**Task requirements**: Pick out all lines with the word "page" from the records that follow.

**Task material**:
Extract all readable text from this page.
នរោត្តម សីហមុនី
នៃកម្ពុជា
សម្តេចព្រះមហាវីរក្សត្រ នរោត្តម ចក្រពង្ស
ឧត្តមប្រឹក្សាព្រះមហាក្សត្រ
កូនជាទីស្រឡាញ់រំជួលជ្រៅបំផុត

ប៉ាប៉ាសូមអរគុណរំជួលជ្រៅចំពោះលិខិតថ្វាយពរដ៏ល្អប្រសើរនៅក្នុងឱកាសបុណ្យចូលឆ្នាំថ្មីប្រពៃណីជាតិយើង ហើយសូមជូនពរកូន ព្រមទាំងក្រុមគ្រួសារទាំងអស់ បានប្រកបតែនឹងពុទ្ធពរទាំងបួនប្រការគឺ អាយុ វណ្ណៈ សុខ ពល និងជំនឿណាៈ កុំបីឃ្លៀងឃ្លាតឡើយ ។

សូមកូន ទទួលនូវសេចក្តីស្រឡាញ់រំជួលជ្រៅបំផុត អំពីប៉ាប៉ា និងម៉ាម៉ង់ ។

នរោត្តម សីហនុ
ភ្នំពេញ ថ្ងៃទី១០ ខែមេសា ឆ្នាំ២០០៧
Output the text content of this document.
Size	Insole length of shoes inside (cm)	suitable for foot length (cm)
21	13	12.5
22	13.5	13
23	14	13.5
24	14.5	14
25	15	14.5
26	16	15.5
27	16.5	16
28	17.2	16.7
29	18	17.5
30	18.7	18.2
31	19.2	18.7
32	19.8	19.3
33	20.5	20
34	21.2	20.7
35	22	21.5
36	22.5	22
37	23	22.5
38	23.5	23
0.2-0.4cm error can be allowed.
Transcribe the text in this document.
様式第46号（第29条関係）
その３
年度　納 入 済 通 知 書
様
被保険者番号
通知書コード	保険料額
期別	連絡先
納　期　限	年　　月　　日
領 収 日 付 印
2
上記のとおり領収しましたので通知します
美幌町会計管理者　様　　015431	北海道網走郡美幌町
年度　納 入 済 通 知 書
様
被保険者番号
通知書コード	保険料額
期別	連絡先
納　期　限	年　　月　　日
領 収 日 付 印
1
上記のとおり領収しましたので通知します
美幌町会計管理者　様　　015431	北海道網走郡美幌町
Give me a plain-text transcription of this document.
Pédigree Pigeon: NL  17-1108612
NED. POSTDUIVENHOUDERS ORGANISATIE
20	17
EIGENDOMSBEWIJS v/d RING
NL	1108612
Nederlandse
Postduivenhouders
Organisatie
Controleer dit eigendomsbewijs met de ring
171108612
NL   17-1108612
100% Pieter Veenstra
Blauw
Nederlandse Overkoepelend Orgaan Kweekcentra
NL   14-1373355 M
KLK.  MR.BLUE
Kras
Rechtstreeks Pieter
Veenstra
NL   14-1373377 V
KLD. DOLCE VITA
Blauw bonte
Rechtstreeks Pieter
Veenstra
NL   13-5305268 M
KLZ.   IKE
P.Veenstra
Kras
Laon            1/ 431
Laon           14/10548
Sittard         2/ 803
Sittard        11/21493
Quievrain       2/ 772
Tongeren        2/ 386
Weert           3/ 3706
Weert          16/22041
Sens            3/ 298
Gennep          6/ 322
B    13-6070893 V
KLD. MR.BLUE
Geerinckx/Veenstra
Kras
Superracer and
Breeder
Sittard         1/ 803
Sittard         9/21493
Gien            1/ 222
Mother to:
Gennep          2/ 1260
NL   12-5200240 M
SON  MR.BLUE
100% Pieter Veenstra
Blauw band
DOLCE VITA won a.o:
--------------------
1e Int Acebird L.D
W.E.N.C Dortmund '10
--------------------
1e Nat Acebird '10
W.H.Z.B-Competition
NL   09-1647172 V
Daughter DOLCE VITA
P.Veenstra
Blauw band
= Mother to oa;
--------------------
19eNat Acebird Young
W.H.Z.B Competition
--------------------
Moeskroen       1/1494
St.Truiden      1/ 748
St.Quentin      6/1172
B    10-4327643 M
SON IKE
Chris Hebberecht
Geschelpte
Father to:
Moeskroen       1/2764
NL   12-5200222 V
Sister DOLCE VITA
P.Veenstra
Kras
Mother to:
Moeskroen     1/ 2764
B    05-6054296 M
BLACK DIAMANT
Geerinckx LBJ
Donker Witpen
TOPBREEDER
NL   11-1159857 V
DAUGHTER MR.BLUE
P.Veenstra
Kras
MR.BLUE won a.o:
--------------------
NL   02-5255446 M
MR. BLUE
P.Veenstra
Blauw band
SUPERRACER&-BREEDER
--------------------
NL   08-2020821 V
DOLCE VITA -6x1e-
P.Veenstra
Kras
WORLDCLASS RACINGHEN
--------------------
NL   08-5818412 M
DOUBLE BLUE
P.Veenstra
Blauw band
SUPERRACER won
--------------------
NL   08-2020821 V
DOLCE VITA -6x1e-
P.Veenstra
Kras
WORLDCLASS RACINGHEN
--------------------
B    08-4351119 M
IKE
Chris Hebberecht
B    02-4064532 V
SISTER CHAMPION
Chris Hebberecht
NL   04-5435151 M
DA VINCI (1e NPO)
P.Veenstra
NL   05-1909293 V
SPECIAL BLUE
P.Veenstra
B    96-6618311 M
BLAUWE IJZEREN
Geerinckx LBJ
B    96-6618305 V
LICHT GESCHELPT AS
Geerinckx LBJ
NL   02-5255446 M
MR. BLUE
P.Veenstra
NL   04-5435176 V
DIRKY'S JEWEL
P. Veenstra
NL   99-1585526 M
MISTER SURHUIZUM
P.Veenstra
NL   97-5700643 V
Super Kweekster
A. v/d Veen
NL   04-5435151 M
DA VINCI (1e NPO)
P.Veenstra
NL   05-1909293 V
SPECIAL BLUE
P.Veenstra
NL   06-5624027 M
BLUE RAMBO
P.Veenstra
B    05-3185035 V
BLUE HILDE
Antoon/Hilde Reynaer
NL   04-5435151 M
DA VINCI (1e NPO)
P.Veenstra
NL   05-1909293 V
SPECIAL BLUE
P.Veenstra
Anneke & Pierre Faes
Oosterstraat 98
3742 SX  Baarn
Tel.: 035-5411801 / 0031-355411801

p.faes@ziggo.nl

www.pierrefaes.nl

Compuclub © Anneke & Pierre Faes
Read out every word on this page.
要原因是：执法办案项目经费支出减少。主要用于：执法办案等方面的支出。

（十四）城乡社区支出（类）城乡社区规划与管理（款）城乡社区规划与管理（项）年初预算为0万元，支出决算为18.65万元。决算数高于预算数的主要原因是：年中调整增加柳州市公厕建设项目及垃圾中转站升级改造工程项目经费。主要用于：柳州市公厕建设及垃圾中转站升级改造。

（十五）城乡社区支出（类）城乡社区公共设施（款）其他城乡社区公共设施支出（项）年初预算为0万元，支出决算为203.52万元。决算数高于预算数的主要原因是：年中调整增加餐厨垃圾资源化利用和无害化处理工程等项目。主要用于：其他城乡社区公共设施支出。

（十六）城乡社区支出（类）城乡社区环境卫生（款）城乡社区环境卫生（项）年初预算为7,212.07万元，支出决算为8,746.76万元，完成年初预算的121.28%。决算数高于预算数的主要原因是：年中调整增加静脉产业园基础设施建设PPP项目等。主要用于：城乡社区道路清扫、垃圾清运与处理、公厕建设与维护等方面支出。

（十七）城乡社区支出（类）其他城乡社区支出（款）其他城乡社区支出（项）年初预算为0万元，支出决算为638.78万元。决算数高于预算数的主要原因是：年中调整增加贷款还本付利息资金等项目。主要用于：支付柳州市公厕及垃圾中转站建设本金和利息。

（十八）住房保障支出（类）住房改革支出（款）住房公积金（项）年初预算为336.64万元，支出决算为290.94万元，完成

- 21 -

**Task response**:
Extract all readable text from this page.
Read out every word on this page.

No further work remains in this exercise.